_Extracted records_
[start]
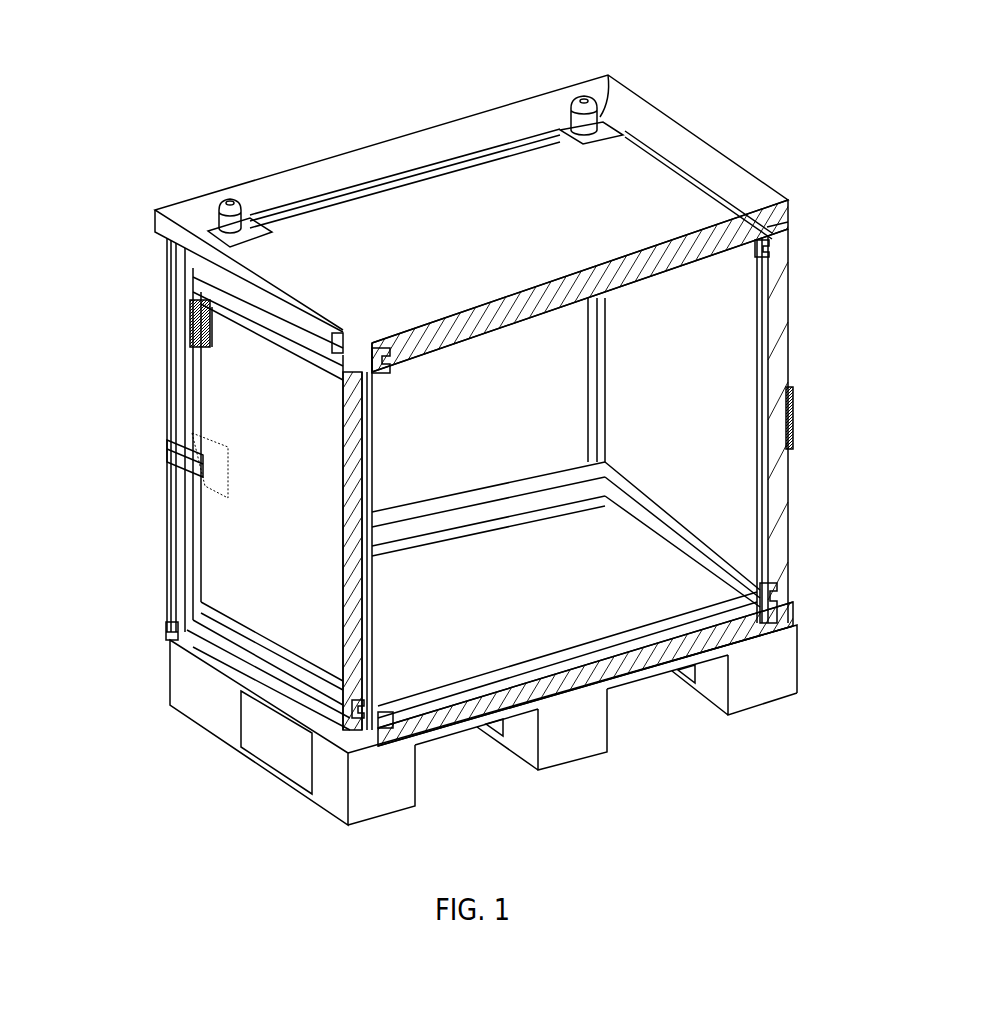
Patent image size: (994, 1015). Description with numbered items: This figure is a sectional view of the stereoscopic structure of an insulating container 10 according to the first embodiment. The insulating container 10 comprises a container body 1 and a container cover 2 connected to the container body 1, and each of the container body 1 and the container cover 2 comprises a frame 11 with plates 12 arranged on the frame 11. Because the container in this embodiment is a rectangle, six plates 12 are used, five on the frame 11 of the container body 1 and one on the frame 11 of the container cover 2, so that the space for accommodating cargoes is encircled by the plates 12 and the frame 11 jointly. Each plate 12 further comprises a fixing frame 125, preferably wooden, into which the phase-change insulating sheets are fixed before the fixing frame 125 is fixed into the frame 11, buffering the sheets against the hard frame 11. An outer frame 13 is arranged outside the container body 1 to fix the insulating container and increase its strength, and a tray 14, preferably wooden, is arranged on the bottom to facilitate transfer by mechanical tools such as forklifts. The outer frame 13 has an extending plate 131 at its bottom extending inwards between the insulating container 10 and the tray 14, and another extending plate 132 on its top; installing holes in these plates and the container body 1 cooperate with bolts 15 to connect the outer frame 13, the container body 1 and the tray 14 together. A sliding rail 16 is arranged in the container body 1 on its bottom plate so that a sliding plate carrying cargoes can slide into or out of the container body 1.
[end]
[start]
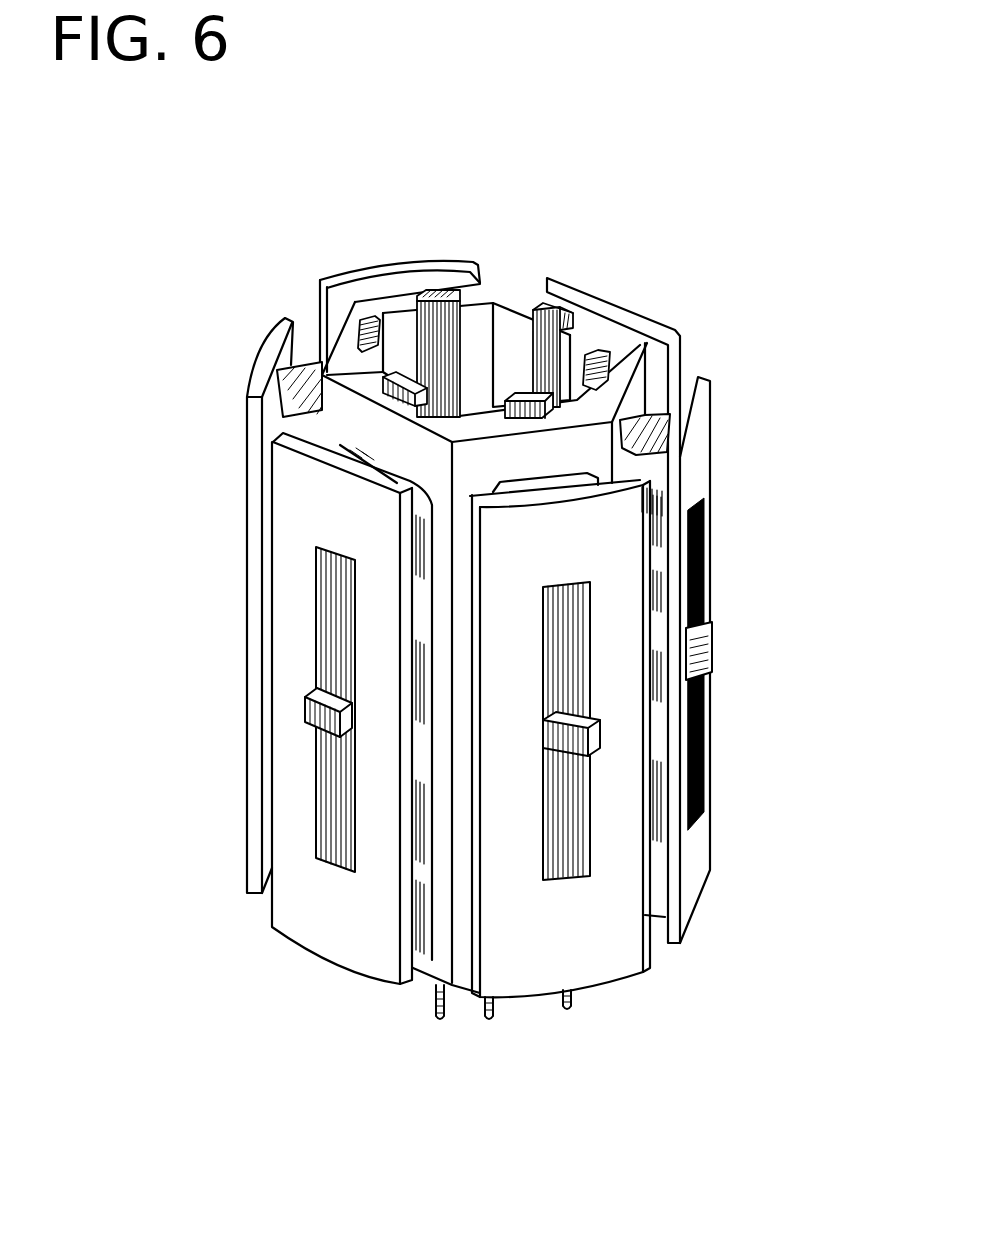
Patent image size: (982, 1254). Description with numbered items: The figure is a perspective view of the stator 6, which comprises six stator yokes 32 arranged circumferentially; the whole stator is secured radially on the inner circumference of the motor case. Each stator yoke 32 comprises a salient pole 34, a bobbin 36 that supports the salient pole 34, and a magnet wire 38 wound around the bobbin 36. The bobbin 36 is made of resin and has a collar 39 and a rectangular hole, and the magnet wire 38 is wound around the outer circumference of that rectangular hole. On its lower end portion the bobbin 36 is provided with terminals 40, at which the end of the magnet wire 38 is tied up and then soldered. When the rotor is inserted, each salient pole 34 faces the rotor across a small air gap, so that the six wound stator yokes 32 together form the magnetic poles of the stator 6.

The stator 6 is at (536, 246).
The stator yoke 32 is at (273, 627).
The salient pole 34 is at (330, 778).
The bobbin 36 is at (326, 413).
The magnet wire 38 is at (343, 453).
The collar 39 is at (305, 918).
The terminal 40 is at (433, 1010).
[end]
[start]
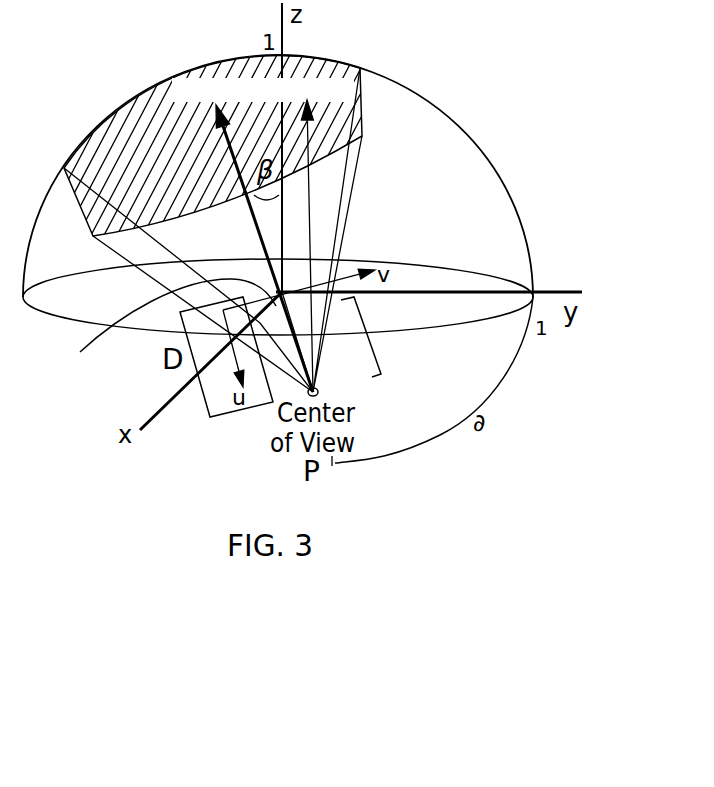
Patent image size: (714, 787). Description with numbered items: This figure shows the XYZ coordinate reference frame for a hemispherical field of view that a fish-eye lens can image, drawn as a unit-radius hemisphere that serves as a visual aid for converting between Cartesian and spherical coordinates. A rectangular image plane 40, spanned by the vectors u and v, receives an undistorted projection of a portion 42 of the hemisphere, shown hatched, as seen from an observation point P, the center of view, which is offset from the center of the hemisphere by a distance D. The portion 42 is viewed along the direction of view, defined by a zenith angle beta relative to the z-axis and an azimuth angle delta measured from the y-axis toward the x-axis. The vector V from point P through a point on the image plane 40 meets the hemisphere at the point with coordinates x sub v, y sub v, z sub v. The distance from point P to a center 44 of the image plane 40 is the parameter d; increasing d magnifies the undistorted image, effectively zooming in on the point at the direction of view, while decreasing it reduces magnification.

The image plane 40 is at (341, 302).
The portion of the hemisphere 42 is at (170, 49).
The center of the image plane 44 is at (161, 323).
[end]
Rewrite the listing from the line containing "Patent image size: (714, 787)." through the line containing "The center of the image", changing "fish-eye lens" to "wide-angle lens" and keeping everything else the same.

Patent image size: (714, 787). Description with numbered items: This figure shows the XYZ coordinate reference frame for a hemispherical field of view that a wide-angle lens can image, drawn as a unit-radius hemisphere that serves as a visual aid for converting between Cartesian and spherical coordinates. A rectangular image plane 40, spanned by the vectors u and v, receives an undistorted projection of a portion 42 of the hemisphere, shown hatched, as seen from an observation point P, the center of view, which is offset from the center of the hemisphere by a distance D. The portion 42 is viewed along the direction of view, defined by a zenith angle beta relative to the z-axis and an azimuth angle delta measured from the y-axis toward the x-axis. The vector V from point P through a point on the image plane 40 meets the hemisphere at the point with coordinates x sub v, y sub v, z sub v. The distance from point P to a center 44 of the image plane 40 is the parameter d; increasing d magnifies the undistorted image, effectively zooming in on the point at the direction of view, while decreasing it reduces magnification.

The image plane 40 is at (341, 302).
The portion of the hemisphere 42 is at (170, 49).
The center of the image plane 44 is at (161, 323).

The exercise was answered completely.